***** MATERIALS PROVIDED

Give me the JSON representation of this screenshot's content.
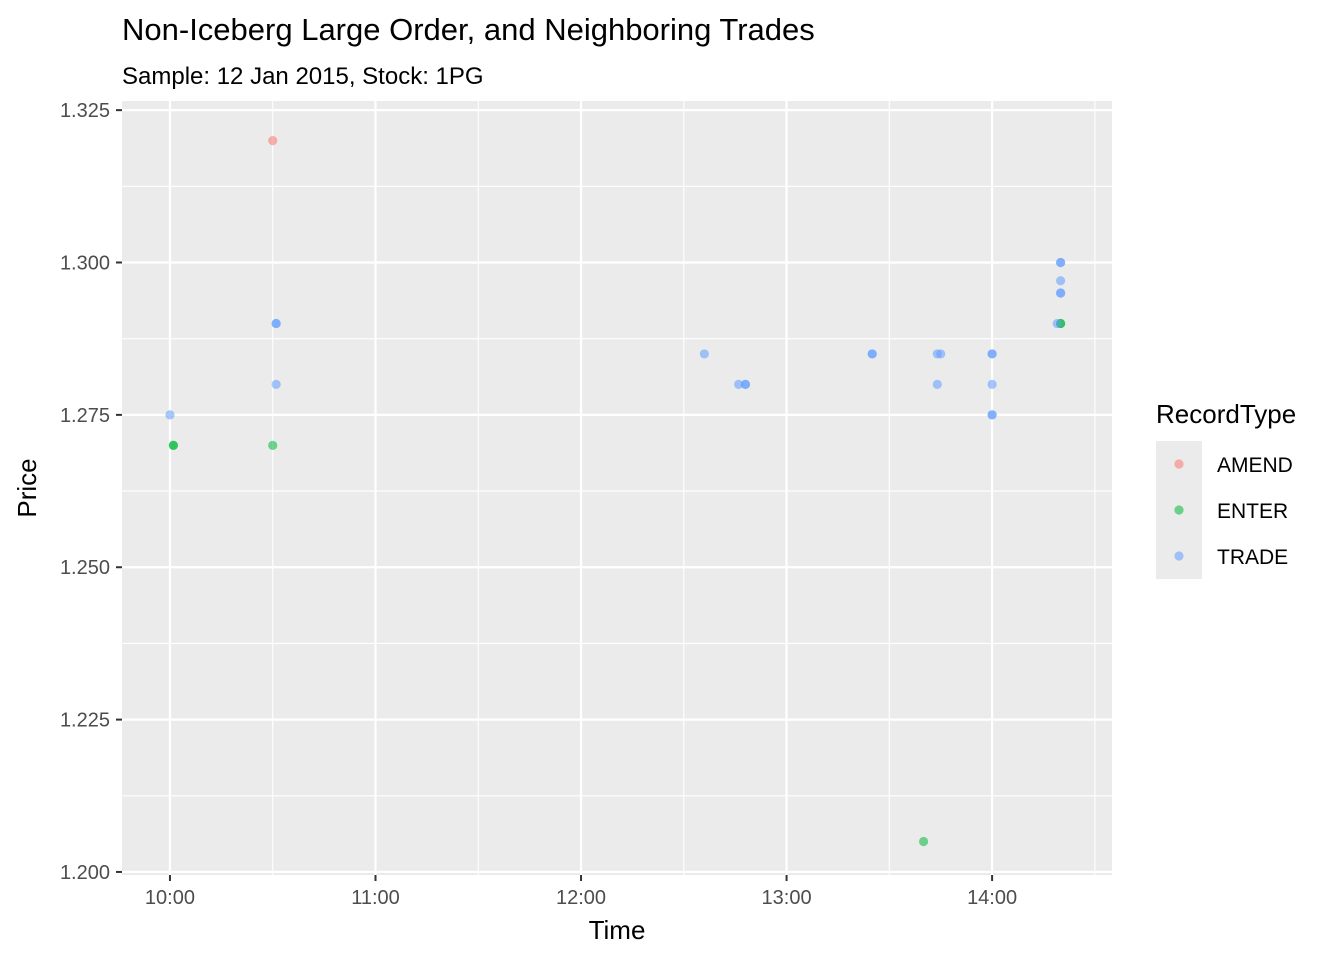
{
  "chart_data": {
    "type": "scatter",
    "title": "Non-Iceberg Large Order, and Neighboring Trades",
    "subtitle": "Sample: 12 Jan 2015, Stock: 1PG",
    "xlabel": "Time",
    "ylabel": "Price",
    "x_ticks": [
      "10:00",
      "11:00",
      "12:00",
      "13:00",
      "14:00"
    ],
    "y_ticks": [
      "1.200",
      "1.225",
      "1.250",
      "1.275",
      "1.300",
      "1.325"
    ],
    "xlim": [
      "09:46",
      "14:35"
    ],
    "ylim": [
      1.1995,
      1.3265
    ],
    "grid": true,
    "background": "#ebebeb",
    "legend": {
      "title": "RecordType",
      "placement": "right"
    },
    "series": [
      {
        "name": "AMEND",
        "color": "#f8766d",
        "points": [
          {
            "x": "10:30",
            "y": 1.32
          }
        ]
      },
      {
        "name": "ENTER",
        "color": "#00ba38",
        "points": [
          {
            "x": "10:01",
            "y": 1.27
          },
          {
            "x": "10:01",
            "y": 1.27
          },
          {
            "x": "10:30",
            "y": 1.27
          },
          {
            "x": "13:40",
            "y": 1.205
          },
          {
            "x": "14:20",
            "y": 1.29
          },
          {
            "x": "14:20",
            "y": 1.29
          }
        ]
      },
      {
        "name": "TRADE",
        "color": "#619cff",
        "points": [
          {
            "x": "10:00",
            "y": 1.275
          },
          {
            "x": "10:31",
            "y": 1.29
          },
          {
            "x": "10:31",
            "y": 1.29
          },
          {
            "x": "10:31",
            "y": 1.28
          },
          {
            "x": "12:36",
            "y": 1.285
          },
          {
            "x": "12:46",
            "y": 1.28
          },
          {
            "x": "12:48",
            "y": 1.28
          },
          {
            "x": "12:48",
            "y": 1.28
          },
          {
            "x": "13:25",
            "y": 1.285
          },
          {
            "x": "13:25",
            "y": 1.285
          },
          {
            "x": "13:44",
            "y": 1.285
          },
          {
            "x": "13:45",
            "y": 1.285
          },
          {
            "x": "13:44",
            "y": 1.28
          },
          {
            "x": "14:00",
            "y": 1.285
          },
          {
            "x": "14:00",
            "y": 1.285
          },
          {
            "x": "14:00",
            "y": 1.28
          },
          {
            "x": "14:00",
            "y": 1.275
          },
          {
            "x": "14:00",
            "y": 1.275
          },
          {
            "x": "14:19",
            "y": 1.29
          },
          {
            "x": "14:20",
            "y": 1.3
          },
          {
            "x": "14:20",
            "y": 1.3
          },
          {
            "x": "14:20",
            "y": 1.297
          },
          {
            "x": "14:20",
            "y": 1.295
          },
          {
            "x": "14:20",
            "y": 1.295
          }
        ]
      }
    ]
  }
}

**********

Would you return the data exactly as written, without the pictures?

RESPONSE TO THIS EXERCISE:
Give me the JSON representation of this screenshot's content.
{
  "chart_data": {
    "type": "scatter",
    "title": "Non-Iceberg Large Order, and Neighboring Trades",
    "subtitle": "Sample: 12 Jan 2015, Stock: 1PG",
    "xlabel": "Time",
    "ylabel": "Price",
    "x_ticks": [
      "10:00",
      "11:00",
      "12:00",
      "13:00",
      "14:00"
    ],
    "y_ticks": [
      "1.200",
      "1.225",
      "1.250",
      "1.275",
      "1.300",
      "1.325"
    ],
    "xlim": [
      "09:46",
      "14:35"
    ],
    "ylim": [
      1.1995,
      1.3265
    ],
    "grid": true,
    "background": "#ebebeb",
    "legend": {
      "title": "RecordType",
      "placement": "right"
    },
    "series": [
      {
        "name": "AMEND",
        "color": "#f8766d",
        "points": [
          {
            "x": "10:30",
            "y": 1.32
          }
        ]
      },
      {
        "name": "ENTER",
        "color": "#00ba38",
        "points": [
          {
            "x": "10:01",
            "y": 1.27
          },
          {
            "x": "10:01",
            "y": 1.27
          },
          {
            "x": "10:30",
            "y": 1.27
          },
          {
            "x": "13:40",
            "y": 1.205
          },
          {
            "x": "14:20",
            "y": 1.29
          },
          {
            "x": "14:20",
            "y": 1.29
          }
        ]
      },
      {
        "name": "TRADE",
        "color": "#619cff",
        "points": [
          {
            "x": "10:00",
            "y": 1.275
          },
          {
            "x": "10:31",
            "y": 1.29
          },
          {
            "x": "10:31",
            "y": 1.29
          },
          {
            "x": "10:31",
            "y": 1.28
          },
          {
            "x": "12:36",
            "y": 1.285
          },
          {
            "x": "12:46",
            "y": 1.28
          },
          {
            "x": "12:48",
            "y": 1.28
          },
          {
            "x": "12:48",
            "y": 1.28
          },
          {
            "x": "13:25",
            "y": 1.285
          },
          {
            "x": "13:25",
            "y": 1.285
          },
          {
            "x": "13:44",
            "y": 1.285
          },
          {
            "x": "13:45",
            "y": 1.285
          },
          {
            "x": "13:44",
            "y": 1.28
          },
          {
            "x": "14:00",
            "y": 1.285
          },
          {
            "x": "14:00",
            "y": 1.285
          },
          {
            "x": "14:00",
            "y": 1.28
          },
          {
            "x": "14:00",
            "y": 1.275
          },
          {
            "x": "14:00",
            "y": 1.275
          },
          {
            "x": "14:19",
            "y": 1.29
          },
          {
            "x": "14:20",
            "y": 1.3
          },
          {
            "x": "14:20",
            "y": 1.3
          },
          {
            "x": "14:20",
            "y": 1.297
          },
          {
            "x": "14:20",
            "y": 1.295
          },
          {
            "x": "14:20",
            "y": 1.295
          }
        ]
      }
    ]
  }
}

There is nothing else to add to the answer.